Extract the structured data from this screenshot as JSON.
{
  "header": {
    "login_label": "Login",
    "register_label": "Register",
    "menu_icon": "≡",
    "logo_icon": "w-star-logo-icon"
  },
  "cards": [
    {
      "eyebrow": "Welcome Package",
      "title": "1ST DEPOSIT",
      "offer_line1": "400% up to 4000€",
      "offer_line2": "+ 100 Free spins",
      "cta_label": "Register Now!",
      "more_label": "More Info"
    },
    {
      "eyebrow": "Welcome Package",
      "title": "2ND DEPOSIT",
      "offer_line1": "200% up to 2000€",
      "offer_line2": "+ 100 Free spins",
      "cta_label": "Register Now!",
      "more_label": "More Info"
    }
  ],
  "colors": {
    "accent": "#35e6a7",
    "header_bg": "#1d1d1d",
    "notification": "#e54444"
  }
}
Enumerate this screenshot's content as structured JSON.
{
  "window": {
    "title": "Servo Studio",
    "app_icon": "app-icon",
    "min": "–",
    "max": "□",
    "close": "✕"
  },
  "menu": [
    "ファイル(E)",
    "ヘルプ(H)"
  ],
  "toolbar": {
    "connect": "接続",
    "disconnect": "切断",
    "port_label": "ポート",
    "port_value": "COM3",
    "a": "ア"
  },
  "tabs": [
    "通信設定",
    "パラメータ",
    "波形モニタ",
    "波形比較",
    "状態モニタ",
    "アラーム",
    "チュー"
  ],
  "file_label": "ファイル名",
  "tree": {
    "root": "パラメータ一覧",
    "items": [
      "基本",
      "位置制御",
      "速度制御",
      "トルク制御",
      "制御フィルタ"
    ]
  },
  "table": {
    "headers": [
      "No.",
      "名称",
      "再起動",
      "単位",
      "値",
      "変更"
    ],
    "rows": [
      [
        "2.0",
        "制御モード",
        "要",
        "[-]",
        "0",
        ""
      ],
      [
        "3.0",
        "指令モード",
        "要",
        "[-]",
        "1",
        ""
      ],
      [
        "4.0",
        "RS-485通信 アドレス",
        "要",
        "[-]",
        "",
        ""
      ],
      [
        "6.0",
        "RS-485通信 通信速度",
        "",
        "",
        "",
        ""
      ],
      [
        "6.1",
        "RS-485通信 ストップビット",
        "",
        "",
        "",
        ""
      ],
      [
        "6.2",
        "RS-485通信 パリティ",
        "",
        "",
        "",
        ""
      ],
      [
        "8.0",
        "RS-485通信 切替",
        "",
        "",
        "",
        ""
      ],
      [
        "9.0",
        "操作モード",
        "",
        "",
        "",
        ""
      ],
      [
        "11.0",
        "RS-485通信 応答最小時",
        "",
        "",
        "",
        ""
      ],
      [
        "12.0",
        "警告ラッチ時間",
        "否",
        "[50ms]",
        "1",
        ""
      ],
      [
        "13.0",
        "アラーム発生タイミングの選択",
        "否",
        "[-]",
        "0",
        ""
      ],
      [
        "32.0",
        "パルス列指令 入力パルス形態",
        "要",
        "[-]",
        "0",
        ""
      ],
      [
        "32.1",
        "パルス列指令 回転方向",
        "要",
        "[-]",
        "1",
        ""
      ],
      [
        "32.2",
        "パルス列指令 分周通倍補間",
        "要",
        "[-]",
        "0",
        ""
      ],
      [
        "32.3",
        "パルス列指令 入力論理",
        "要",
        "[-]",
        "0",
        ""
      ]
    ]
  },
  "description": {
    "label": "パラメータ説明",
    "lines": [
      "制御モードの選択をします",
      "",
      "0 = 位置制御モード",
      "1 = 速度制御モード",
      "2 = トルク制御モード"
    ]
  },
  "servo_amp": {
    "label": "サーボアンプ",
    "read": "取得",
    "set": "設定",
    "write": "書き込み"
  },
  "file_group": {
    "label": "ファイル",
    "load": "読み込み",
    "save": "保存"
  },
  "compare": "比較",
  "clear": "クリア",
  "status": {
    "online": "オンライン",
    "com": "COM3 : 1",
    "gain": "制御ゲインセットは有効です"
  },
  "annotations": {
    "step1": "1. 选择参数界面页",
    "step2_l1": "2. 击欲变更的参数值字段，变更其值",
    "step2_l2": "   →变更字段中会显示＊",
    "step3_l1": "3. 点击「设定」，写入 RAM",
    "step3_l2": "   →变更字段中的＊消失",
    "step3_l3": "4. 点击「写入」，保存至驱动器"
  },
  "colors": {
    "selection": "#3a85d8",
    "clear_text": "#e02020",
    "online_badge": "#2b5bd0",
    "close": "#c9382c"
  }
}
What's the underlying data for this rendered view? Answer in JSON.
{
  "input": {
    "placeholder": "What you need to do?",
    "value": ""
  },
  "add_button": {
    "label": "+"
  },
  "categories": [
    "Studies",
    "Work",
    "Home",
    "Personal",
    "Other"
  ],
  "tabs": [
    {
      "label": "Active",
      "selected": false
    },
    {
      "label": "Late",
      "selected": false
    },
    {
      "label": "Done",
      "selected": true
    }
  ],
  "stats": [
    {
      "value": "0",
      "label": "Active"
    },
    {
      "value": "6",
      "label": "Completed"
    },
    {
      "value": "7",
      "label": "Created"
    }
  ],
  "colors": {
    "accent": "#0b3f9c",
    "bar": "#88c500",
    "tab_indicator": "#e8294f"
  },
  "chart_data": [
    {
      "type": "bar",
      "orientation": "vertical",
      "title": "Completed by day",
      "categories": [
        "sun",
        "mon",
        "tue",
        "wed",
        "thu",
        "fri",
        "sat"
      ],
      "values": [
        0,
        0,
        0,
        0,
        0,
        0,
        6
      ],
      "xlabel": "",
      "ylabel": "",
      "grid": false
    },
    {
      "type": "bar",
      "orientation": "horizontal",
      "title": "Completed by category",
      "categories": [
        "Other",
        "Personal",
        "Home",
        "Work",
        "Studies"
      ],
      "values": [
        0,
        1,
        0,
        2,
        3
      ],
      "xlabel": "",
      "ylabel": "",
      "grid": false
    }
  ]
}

**EXERCISE AIM:** From the records above, extract every line exactly as it stands.

**OUTPUT OF THE TASK:**
Extract the structured data from this screenshot as JSON.
{
  "header": {
    "login_label": "Login",
    "register_label": "Register",
    "menu_icon": "≡",
    "logo_icon": "w-star-logo-icon"
  },
  "cards": [
    {
      "eyebrow": "Welcome Package",
      "title": "1ST DEPOSIT",
      "offer_line1": "400% up to 4000€",
      "offer_line2": "+ 100 Free spins",
      "cta_label": "Register Now!",
      "more_label": "More Info"
    },
    {
      "eyebrow": "Welcome Package",
      "title": "2ND DEPOSIT",
      "offer_line1": "200% up to 2000€",
      "offer_line2": "+ 100 Free spins",
      "cta_label": "Register Now!",
      "more_label": "More Info"
    }
  ],
  "colors": {
    "accent": "#35e6a7",
    "header_bg": "#1d1d1d",
    "notification": "#e54444"
  }
}
Enumerate this screenshot's content as structured JSON.
{
  "window": {
    "title": "Servo Studio",
    "app_icon": "app-icon",
    "min": "–",
    "max": "□",
    "close": "✕"
  },
  "menu": [
    "ファイル(E)",
    "ヘルプ(H)"
  ],
  "toolbar": {
    "connect": "接続",
    "disconnect": "切断",
    "port_label": "ポート",
    "port_value": "COM3",
    "a": "ア"
  },
  "tabs": [
    "通信設定",
    "パラメータ",
    "波形モニタ",
    "波形比較",
    "状態モニタ",
    "アラーム",
    "チュー"
  ],
  "file_label": "ファイル名",
  "tree": {
    "root": "パラメータ一覧",
    "items": [
      "基本",
      "位置制御",
      "速度制御",
      "トルク制御",
      "制御フィルタ"
    ]
  },
  "table": {
    "headers": [
      "No.",
      "名称",
      "再起動",
      "単位",
      "値",
      "変更"
    ],
    "rows": [
      [
        "2.0",
        "制御モード",
        "要",
        "[-]",
        "0",
        ""
      ],
      [
        "3.0",
        "指令モード",
        "要",
        "[-]",
        "1",
        ""
      ],
      [
        "4.0",
        "RS-485通信 アドレス",
        "要",
        "[-]",
        "",
        ""
      ],
      [
        "6.0",
        "RS-485通信 通信速度",
        "",
        "",
        "",
        ""
      ],
      [
        "6.1",
        "RS-485通信 ストップビット",
        "",
        "",
        "",
        ""
      ],
      [
        "6.2",
        "RS-485通信 パリティ",
        "",
        "",
        "",
        ""
      ],
      [
        "8.0",
        "RS-485通信 切替",
        "",
        "",
        "",
        ""
      ],
      [
        "9.0",
        "操作モード",
        "",
        "",
        "",
        ""
      ],
      [
        "11.0",
        "RS-485通信 応答最小時",
        "",
        "",
        "",
        ""
      ],
      [
        "12.0",
        "警告ラッチ時間",
        "否",
        "[50ms]",
        "1",
        ""
      ],
      [
        "13.0",
        "アラーム発生タイミングの選択",
        "否",
        "[-]",
        "0",
        ""
      ],
      [
        "32.0",
        "パルス列指令 入力パルス形態",
        "要",
        "[-]",
        "0",
        ""
      ],
      [
        "32.1",
        "パルス列指令 回転方向",
        "要",
        "[-]",
        "1",
        ""
      ],
      [
        "32.2",
        "パルス列指令 分周通倍補間",
        "要",
        "[-]",
        "0",
        ""
      ],
      [
        "32.3",
        "パルス列指令 入力論理",
        "要",
        "[-]",
        "0",
        ""
      ]
    ]
  },
  "description": {
    "label": "パラメータ説明",
    "lines": [
      "制御モードの選択をします",
      "",
      "0 = 位置制御モード",
      "1 = 速度制御モード",
      "2 = トルク制御モード"
    ]
  },
  "servo_amp": {
    "label": "サーボアンプ",
    "read": "取得",
    "set": "設定",
    "write": "書き込み"
  },
  "file_group": {
    "label": "ファイル",
    "load": "読み込み",
    "save": "保存"
  },
  "compare": "比較",
  "clear": "クリア",
  "status": {
    "online": "オンライン",
    "com": "COM3 : 1",
    "gain": "制御ゲインセットは有効です"
  },
  "annotations": {
    "step1": "1. 选择参数界面页",
    "step2_l1": "2. 击欲变更的参数值字段，变更其值",
    "step2_l2": "   →变更字段中会显示＊",
    "step3_l1": "3. 点击「设定」，写入 RAM",
    "step3_l2": "   →变更字段中的＊消失",
    "step3_l3": "4. 点击「写入」，保存至驱动器"
  },
  "colors": {
    "selection": "#3a85d8",
    "clear_text": "#e02020",
    "online_badge": "#2b5bd0",
    "close": "#c9382c"
  }
}
What's the underlying data for this rendered view? Answer in JSON.
{
  "input": {
    "placeholder": "What you need to do?",
    "value": ""
  },
  "add_button": {
    "label": "+"
  },
  "categories": [
    "Studies",
    "Work",
    "Home",
    "Personal",
    "Other"
  ],
  "tabs": [
    {
      "label": "Active",
      "selected": false
    },
    {
      "label": "Late",
      "selected": false
    },
    {
      "label": "Done",
      "selected": true
    }
  ],
  "stats": [
    {
      "value": "0",
      "label": "Active"
    },
    {
      "value": "6",
      "label": "Completed"
    },
    {
      "value": "7",
      "label": "Created"
    }
  ],
  "colors": {
    "accent": "#0b3f9c",
    "bar": "#88c500",
    "tab_indicator": "#e8294f"
  },
  "chart_data": [
    {
      "type": "bar",
      "orientation": "vertical",
      "title": "Completed by day",
      "categories": [
        "sun",
        "mon",
        "tue",
        "wed",
        "thu",
        "fri",
        "sat"
      ],
      "values": [
        0,
        0,
        0,
        0,
        0,
        0,
        6
      ],
      "xlabel": "",
      "ylabel": "",
      "grid": false
    },
    {
      "type": "bar",
      "orientation": "horizontal",
      "title": "Completed by category",
      "categories": [
        "Other",
        "Personal",
        "Home",
        "Work",
        "Studies"
      ],
      "values": [
        0,
        1,
        0,
        2,
        3
      ],
      "xlabel": "",
      "ylabel": "",
      "grid": false
    }
  ]
}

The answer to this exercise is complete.